▶ _GIVEN TASK_: Using the listing below, please gather every line containing the word "McDonald".

▶ _Entries taken from a collection_:
§ §

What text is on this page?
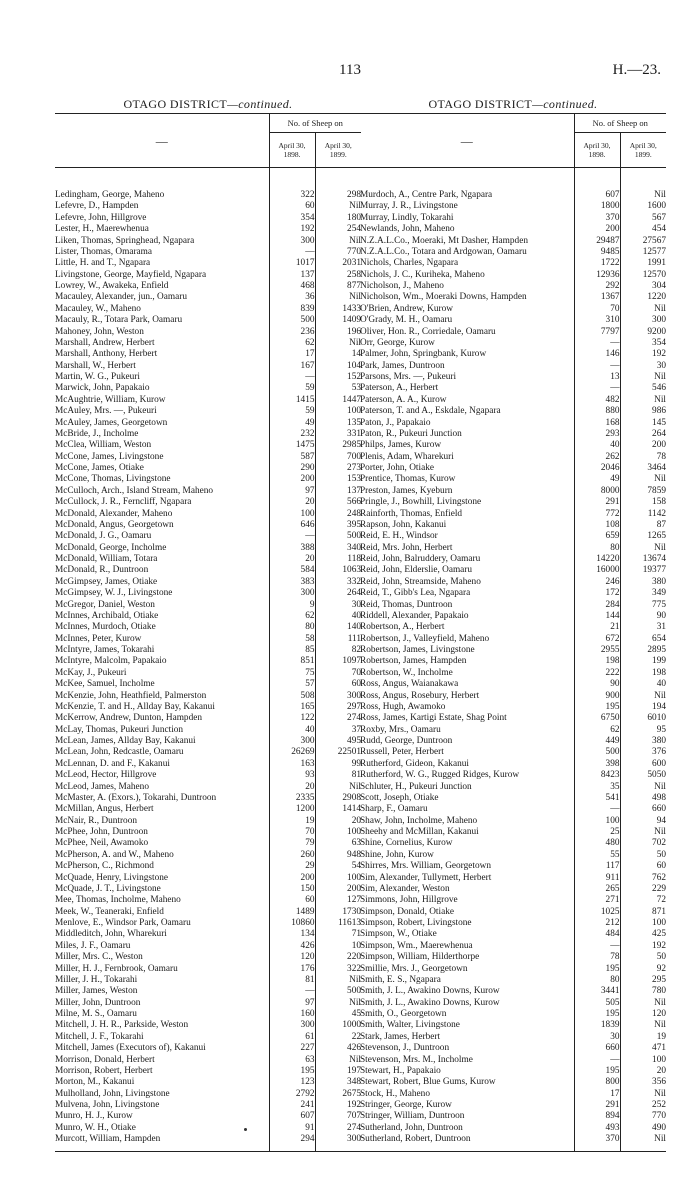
113	H.—23.
OTAGO DISTRICT—continued.
—	No. of Sheep on	
	April 30, 1898.	April 30, 1899.

Ledingham, George, Maheno	322	298
Lefevre, D., Hampden	60	Nil
Lefevre, John, Hillgrove	354	180
Lester, H., Maerewhenua	192	254
Liken, Thomas, Springhead, Ngapara	300	Nil
Lister, Thomas, Omarama	—	770
Little, H. and T., Ngapara	1017	2031
Livingstone, George, Mayfield, Ngapara	137	258
Lowrey, W., Awakeka, Enfield	468	877
Macauley, Alexander, jun., Oamaru	36	Nil
Macauley, W., Maheno	839	1433
Macauly, R., Totara Park, Oamaru	500	1409
Mahoney, John, Weston	236	196
Marshall, Andrew, Herbert	62	Nil
Marshall, Anthony, Herbert	17	14
Marshall, W., Herbert	167	104
Martin, W. G., Pukeuri	—	152
Marwick, John, Papakaio	59	53
McAughtrie, William, Kurow	1415	1447
McAuley, Mrs. —, Pukeuri	59	100
McAuley, James, Georgetown	49	135
McBride, J., Incholme	232	331
McClea, William, Weston	1475	2985
McCone, James, Livingstone	587	700
McCone, James, Otiake	290	273
McCone, Thomas, Livingstone	200	153
McCulloch, Arch., Island Stream, Maheno	97	137
McCullock, J. R., Ferncliff, Ngapara	20	566
McDonald, Alexander, Maheno	100	248
McDonald, Angus, Georgetown	646	395
McDonald, J. G., Oamaru	—	500
McDonald, George, Incholme	388	340
McDonald, William, Totara	20	118
McDonald, R., Duntroon	584	1063
McGimpsey, James, Otiake	383	332
McGimpsey, W. J., Livingstone	300	264
McGregor, Daniel, Weston	9	30
McInnes, Archibald, Otiake	62	40
McInnes, Murdoch, Otiake	80	140
McInnes, Peter, Kurow	58	111
McIntyre, James, Tokarahi	85	82
McIntyre, Malcolm, Papakaio	851	1097
McKay, J., Pukeuri	75	70
McKee, Samuel, Incholme	57	60
McKenzie, John, Heathfield, Palmerston	508	300
McKenzie, T. and H., Allday Bay, Kakanui	165	297
McKerrow, Andrew, Dunton, Hampden	122	274
McLay, Thomas, Pukeuri Junction	40	37
McLean, James, Allday Bay, Kakanui	300	495
McLean, John, Redcastle, Oamaru	26269	22501
McLennan, D. and F., Kakanui	163	99
McLeod, Hector, Hillgrove	93	81
McLeod, James, Maheno	20	Nil
McMaster, A. (Exors.), Tokarahi, Duntroon	2335	2908
McMillan, Angus, Herbert	1200	1414
McNair, R., Duntroon	19	20
McPhee, John, Duntroon	70	100
McPhee, Neil, Awamoko	79	63
McPherson, A. and W., Maheno	260	948
McPherson, C., Richmond	29	54
McQuade, Henry, Livingstone	200	100
McQuade, J. T., Livingstone	150	200
Mee, Thomas, Incholme, Maheno	60	127
Meek, W., Teaneraki, Enfield	1489	1730
Menlove, E., Windsor Park, Oamaru	10860	11613
Middleditch, John, Wharekuri	134	71
Miles, J. F., Oamaru	426	10
Miller, Mrs. C., Weston	120	220
Miller, H. J., Fernbrook, Oamaru	176	322
Miller, J. H., Tokarahi	81	Nil
Miller, James, Weston	—	500
Miller, John, Duntroon	97	Nil
Milne, M. S., Oamaru	160	45
Mitchell, J. H. R., Parkside, Weston	300	1000
Mitchell, J. F., Tokarahi	61	22
Mitchell, James (Executors of), Kakanui	227	426
Morrison, Donald, Herbert	63	Nil
Morrison, Robert, Herbert	195	197
Morton, M., Kakanui	123	348
Mulholland, John, Livingstone	2792	2675
Mulvena, John, Livingstone	241	192
Munro, H. J., Kurow	607	707
Munro, W. H., Otiake	91	274
Murcott, William, Hampden	294	300

OTAGO DISTRICT—continued.
—	No. of Sheep on	
	April 30, 1898.	April 30, 1899.

Murdoch, A., Centre Park, Ngapara	607	Nil
Murray, J. R., Livingstone	1800	1600
Murray, Lindly, Tokarahi	370	567
Newlands, John, Maheno	200	454
N.Z.A.L.Co., Moeraki, Mt Dasher, Hampden	29487	27567
N.Z.A.L.Co., Totara and Ardgowan, Oamaru	9485	12577
Nichols, Charles, Ngapara	1722	1991
Nichols, J. C., Kuriheka, Maheno	12936	12570
Nicholson, J., Maheno	292	304
Nicholson, Wm., Moeraki Downs, Hampden	1367	1220
O'Brien, Andrew, Kurow	70	Nil
O'Grady, M. H., Oamaru	310	300
Oliver, Hon. R., Corriedale, Oamaru	7797	9200
Orr, George, Kurow	—	354
Palmer, John, Springbank, Kurow	146	192
Park, James, Duntroon	—	30
Parsons, Mrs. —, Pukeuri	13	Nil
Paterson, A., Herbert	—	546
Paterson, A. A., Kurow	482	Nil
Paterson, T. and A., Eskdale, Ngapara	880	986
Paton, J., Papakaio	168	145
Paton, R., Pukeuri Junction	293	264
Philps, James, Kurow	40	200
Plenis, Adam, Wharekuri	262	78
Porter, John, Otiake	2046	3464
Prentice, Thomas, Kurow	49	Nil
Preston, James, Kyeburn	8000	7859
Pringle, J., Bowhill, Livingstone	291	158
Rainforth, Thomas, Enfield	772	1142
Rapson, John, Kakanui	108	87
Reid, E. H., Windsor	659	1265
Reid, Mrs. John, Herbert	80	Nil
Reid, John, Balruddery, Oamaru	14220	13674
Reid, John, Elderslie, Oamaru	16000	19377
Reid, John, Streamside, Maheno	246	380
Reid, T., Gibb's Lea, Ngapara	172	349
Reid, Thomas, Duntroon	284	775
Riddell, Alexander, Papakaio	144	90
Robertson, A., Herbert	21	31
Robertson, J., Valleyfield, Maheno	672	654
Robertson, James, Livingstone	2955	2895
Robertson, James, Hampden	198	199
Robertson, W., Incholme	222	198
Ross, Angus, Waianakawa	90	40
Ross, Angus, Rosebury, Herbert	900	Nil
Ross, Hugh, Awamoko	195	194
Ross, James, Kartigi Estate, Shag Point	6750	6010
Roxby, Mrs., Oamaru	62	95
Rudd, George, Duntroon	449	380
Russell, Peter, Herbert	500	376
Rutherford, Gideon, Kakanui	398	600
Rutherford, W. G., Rugged Ridges, Kurow	8423	5050
Schluter, H., Pukeuri Junction	35	Nil
Scott, Joseph, Otiake	541	498
Sharp, F., Oamaru	—	660
Shaw, John, Incholme, Maheno	100	94
Sheehy and McMillan, Kakanui	25	Nil
Shine, Cornelius, Kurow	480	702
Shine, John, Kurow	55	50
Shirres, Mrs. William, Georgetown	117	60
Sim, Alexander, Tullymett, Herbert	911	762
Sim, Alexander, Weston	265	229
Simmons, John, Hillgrove	271	72
Simpson, Donald, Otiake	1025	871
Simpson, Robert, Livingstone	212	100
Simpson, W., Otiake	484	425
Simpson, Wm., Maerewhenua	—	192
Simpson, William, Hilderthorpe	78	50
Smillie, Mrs. J., Georgetown	195	92
Smith, E. S., Ngapara	80	295
Smith, J. L., Awakino Downs, Kurow	3441	780
Smith, J. L., Awakino Downs, Kurow	505	Nil
Smith, O., Georgetown	195	120
Smith, Walter, Livingstone	1839	Nil
Stark, James, Herbert	30	19
Stevenson, J., Duntroon	660	471
Stevenson, Mrs. M., Incholme	—	100
Stewart, H., Papakaio	195	20
Stewart, Robert, Blue Gums, Kurow	800	356
Stock, H., Maheno	17	Nil
Stringer, George, Kurow	291	252
Stringer, William, Duntroon	894	770
Sutherland, John, Duntroon	493	490
Sutherland, Robert, Duntroon	370	Nil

§ §

▶ _RESULT FOR THIS TASK_:
McDonald, Alexander, Maheno	100	248
McDonald, Angus, Georgetown	646	395
McDonald, J. G., Oamaru	—	500
McDonald, George, Incholme	388	340
McDonald, William, Totara	20	118
McDonald, R., Duntroon	584	1063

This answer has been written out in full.